** Start **
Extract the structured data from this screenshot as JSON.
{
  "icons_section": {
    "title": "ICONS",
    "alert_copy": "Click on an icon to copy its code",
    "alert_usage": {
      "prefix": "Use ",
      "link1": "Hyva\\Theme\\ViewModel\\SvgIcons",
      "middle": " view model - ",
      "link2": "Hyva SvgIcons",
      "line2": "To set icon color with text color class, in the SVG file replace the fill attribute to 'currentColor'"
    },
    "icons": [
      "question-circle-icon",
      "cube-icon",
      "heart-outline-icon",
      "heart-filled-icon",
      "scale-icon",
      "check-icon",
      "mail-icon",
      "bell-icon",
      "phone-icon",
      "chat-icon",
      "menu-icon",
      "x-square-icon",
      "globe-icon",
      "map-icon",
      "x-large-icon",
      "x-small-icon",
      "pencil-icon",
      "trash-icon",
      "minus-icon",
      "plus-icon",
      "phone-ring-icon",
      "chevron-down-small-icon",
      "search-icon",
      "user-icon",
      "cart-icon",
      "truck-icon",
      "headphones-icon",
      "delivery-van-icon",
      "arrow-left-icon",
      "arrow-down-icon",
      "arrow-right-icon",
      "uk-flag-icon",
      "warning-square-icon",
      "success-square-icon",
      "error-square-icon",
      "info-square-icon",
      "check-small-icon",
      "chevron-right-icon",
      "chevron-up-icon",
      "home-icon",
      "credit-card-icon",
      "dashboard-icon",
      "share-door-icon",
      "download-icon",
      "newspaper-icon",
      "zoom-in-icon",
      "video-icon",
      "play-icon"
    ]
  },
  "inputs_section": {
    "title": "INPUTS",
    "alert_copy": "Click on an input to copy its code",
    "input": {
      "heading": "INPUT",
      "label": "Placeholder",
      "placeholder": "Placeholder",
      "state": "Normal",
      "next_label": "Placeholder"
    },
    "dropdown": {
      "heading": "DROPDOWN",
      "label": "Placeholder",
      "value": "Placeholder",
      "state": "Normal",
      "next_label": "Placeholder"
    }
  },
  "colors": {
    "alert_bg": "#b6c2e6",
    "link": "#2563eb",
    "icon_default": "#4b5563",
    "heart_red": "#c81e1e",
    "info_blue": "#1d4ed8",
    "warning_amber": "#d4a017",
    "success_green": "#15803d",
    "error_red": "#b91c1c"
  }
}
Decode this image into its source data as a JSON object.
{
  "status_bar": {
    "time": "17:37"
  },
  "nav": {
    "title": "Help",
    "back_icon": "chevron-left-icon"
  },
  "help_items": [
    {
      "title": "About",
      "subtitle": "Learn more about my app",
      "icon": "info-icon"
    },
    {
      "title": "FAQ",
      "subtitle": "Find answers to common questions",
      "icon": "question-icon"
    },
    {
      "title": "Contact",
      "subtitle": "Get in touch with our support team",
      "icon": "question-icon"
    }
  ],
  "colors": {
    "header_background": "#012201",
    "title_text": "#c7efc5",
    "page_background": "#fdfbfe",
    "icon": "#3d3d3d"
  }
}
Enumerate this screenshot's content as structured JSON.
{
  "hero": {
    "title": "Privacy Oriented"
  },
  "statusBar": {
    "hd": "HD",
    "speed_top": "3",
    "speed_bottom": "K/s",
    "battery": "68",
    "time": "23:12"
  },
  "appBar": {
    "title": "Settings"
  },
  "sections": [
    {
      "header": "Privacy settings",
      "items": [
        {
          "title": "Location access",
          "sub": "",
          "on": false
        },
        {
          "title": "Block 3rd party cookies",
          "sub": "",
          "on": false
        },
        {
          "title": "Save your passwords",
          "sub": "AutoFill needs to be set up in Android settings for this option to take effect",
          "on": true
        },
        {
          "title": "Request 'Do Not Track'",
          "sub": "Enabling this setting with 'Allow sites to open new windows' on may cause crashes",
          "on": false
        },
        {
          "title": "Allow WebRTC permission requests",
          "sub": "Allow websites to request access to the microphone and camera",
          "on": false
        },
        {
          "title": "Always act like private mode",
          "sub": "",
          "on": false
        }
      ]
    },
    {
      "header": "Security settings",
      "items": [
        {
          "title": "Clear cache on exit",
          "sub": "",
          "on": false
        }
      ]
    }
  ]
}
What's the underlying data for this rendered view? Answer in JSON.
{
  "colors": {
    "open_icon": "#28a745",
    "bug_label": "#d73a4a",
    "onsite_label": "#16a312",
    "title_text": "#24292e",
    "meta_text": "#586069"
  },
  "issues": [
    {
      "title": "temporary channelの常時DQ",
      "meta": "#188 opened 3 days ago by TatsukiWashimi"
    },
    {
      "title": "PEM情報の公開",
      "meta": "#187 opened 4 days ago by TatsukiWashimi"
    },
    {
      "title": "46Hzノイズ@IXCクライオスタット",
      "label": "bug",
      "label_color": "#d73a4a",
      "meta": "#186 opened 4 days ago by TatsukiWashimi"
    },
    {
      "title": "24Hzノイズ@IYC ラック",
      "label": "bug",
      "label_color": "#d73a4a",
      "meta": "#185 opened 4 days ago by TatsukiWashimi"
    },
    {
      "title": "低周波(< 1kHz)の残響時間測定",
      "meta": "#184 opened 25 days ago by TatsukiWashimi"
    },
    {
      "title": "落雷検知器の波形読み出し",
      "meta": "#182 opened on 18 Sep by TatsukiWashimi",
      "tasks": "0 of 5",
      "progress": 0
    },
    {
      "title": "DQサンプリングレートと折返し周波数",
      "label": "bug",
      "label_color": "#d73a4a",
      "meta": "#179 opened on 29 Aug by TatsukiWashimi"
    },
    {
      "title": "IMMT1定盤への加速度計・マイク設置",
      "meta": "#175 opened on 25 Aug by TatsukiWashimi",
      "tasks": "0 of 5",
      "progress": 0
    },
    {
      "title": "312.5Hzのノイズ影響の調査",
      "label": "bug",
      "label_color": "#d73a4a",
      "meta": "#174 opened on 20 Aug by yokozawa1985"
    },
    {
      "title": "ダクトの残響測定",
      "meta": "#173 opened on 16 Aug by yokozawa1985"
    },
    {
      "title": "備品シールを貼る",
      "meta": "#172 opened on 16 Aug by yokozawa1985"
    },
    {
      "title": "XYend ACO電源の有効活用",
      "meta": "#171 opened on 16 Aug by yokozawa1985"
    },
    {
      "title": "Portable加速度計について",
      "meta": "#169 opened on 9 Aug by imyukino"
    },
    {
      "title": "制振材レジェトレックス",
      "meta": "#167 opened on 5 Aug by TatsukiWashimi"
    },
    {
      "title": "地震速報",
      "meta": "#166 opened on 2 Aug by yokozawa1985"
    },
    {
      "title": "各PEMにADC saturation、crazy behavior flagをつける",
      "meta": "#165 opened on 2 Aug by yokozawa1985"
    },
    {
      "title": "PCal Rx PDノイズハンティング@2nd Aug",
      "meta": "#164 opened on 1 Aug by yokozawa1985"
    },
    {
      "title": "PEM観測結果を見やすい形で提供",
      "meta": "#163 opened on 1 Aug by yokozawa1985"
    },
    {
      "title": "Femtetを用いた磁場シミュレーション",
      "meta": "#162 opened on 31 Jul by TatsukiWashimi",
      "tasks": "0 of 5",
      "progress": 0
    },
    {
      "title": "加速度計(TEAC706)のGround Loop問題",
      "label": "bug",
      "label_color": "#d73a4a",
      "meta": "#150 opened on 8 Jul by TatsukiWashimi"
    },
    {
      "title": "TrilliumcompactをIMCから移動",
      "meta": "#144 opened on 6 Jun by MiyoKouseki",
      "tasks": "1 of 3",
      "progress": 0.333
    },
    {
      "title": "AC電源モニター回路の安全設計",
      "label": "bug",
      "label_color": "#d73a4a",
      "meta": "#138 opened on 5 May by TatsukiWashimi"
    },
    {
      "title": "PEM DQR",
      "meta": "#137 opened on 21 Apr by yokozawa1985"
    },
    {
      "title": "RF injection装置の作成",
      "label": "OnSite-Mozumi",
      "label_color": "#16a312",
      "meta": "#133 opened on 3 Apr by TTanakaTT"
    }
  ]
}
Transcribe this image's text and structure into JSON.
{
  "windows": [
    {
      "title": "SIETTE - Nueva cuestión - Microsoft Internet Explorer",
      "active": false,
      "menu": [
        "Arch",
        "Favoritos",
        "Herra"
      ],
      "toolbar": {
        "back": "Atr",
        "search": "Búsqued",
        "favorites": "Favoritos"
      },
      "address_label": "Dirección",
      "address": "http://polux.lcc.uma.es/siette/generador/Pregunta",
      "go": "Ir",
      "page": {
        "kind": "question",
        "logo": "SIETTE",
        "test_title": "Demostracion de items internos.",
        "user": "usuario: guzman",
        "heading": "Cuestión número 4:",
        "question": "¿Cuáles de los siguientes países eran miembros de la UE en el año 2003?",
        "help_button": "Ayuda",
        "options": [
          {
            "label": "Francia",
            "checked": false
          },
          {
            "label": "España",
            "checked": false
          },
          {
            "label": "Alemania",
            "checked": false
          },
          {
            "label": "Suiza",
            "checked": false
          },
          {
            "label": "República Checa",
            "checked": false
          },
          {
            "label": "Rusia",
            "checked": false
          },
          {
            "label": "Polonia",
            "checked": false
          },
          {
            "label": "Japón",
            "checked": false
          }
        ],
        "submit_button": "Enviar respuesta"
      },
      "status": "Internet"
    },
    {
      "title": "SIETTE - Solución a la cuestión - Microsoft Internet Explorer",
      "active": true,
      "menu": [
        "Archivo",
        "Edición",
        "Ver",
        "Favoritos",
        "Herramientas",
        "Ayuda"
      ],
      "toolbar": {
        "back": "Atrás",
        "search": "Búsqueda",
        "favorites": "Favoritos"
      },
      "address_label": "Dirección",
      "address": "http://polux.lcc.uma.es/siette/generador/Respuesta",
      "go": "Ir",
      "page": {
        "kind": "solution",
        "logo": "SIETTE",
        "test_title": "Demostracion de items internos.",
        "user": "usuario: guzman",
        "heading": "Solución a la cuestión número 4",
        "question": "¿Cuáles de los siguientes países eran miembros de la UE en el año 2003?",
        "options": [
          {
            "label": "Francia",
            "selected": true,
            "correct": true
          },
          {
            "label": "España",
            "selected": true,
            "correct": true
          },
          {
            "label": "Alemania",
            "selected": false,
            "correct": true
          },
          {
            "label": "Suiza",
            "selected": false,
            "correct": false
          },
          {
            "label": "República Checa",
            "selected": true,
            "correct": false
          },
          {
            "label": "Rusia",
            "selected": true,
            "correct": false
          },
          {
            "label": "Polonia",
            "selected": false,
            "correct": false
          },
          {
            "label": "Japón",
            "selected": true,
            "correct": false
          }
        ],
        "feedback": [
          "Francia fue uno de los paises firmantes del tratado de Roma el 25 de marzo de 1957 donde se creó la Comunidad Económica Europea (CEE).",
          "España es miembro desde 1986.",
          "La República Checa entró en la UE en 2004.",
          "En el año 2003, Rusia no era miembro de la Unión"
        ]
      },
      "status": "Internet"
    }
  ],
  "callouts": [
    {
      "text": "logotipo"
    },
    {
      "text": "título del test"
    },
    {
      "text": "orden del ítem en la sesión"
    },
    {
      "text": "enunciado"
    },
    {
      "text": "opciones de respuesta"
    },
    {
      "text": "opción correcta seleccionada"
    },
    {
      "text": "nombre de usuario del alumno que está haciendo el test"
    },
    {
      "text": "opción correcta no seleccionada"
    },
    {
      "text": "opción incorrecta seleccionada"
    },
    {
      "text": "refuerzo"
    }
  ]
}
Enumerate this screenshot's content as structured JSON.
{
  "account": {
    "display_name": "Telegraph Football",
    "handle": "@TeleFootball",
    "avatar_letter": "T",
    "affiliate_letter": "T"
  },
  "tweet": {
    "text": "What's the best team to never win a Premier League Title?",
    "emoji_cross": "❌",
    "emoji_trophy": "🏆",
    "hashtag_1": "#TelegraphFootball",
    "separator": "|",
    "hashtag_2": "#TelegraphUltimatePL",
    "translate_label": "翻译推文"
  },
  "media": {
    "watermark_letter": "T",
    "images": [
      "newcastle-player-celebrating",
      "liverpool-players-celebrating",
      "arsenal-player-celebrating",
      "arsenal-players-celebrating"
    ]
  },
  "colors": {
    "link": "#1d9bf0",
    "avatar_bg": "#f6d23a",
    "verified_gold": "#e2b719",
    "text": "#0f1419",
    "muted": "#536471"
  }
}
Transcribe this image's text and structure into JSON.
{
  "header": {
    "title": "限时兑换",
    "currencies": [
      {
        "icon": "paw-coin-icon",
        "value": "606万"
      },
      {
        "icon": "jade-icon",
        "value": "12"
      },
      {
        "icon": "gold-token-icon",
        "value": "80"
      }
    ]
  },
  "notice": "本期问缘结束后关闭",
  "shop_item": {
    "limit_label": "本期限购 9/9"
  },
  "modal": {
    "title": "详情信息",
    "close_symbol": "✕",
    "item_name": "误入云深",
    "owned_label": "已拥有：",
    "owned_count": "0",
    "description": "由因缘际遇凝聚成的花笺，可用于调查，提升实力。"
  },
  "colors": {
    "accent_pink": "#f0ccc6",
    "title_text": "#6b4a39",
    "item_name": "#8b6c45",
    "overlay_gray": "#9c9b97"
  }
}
** End **
Show every line from the listing above in which the string "Explorer" appears.

      "title": "SIETTE - Nueva cuestión - Microsoft Internet Explorer",
      "title": "SIETTE - Solución a la cuestión - Microsoft Internet Explorer",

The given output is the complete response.